▶ Problem to solve: Count the lines of the records that contain the string "badge", treating uppercase and lowercase as different. Give only the number.
----------
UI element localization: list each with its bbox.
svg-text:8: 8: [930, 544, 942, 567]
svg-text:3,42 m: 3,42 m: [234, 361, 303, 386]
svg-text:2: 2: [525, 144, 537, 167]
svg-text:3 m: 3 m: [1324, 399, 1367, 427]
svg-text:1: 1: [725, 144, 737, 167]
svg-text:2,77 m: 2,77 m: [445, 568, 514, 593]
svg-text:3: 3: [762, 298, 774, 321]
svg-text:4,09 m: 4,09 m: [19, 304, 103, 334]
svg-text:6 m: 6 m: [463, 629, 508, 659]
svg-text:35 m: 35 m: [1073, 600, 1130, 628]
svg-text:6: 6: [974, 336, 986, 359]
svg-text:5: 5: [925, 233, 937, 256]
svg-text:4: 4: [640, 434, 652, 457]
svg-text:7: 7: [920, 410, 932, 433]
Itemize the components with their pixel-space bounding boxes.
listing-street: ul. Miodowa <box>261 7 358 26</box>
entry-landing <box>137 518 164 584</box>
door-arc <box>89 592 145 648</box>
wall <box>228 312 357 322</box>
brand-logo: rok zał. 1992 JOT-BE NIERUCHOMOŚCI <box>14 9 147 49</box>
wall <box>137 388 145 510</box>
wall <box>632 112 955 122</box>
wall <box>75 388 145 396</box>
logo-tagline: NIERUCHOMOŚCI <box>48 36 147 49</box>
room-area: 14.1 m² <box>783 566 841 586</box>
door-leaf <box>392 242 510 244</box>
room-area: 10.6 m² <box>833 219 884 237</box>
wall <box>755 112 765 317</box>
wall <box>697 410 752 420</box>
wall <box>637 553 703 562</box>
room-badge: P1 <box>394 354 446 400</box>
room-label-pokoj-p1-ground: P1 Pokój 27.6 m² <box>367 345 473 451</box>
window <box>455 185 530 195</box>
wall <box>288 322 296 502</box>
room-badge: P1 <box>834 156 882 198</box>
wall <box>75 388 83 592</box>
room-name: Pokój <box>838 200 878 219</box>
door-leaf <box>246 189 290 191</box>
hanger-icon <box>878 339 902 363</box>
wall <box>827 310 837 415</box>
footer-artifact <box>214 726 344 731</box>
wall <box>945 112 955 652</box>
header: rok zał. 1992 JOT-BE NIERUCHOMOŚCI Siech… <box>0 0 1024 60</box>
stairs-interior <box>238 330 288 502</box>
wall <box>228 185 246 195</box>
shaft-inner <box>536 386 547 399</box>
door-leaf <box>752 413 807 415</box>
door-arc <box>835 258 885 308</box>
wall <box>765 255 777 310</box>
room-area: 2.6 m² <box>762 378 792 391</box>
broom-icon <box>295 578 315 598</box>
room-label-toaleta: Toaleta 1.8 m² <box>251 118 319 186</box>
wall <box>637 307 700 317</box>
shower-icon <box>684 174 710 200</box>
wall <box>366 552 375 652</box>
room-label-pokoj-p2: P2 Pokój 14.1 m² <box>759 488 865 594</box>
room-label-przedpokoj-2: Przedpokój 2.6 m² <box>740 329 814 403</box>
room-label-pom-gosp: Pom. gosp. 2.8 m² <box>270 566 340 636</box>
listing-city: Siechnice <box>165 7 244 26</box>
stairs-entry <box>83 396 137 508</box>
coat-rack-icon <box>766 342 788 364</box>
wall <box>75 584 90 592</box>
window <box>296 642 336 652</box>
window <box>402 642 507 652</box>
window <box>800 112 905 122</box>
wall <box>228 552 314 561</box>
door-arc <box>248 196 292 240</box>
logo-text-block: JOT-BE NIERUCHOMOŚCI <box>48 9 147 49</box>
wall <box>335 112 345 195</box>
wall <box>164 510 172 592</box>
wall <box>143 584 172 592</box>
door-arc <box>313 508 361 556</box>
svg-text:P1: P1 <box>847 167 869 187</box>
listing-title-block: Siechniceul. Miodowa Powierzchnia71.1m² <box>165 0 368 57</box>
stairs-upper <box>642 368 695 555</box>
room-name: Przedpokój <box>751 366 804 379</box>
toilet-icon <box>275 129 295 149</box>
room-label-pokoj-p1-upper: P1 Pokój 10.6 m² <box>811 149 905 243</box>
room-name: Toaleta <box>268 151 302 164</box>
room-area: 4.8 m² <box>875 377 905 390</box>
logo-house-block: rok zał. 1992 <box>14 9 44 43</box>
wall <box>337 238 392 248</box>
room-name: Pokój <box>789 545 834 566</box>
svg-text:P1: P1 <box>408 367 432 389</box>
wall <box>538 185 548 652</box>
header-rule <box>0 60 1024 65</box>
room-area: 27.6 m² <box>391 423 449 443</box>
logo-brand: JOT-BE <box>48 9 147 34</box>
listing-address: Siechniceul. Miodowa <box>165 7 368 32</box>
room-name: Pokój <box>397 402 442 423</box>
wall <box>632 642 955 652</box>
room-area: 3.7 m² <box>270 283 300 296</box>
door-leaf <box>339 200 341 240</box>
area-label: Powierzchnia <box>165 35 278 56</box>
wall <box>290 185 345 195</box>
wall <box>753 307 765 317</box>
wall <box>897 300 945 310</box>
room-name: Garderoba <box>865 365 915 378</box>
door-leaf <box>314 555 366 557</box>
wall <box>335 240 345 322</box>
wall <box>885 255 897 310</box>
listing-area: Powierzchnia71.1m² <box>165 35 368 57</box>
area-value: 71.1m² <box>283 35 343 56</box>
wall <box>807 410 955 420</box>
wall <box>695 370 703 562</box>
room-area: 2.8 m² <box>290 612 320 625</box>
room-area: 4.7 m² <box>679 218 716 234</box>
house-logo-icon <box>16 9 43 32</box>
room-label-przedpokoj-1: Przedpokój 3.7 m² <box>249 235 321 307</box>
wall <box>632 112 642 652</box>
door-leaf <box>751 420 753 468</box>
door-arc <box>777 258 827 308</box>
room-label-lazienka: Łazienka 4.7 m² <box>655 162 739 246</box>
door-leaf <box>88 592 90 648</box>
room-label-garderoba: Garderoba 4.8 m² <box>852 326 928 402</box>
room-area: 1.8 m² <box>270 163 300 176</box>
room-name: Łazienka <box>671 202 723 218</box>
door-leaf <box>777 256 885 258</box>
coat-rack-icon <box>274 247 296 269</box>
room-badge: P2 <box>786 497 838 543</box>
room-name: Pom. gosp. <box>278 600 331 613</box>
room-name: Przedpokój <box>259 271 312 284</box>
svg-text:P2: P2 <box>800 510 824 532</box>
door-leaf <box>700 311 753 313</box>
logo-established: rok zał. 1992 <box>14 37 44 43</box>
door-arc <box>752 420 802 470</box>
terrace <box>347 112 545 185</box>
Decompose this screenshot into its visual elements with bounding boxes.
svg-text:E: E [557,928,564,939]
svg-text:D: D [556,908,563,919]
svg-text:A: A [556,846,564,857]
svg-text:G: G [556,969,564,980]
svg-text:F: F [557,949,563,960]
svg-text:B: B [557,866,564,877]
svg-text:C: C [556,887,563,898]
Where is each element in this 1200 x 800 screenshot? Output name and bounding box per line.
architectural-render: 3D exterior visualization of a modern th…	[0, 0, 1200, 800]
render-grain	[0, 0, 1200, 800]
----------
▶ Output for this exercise: 3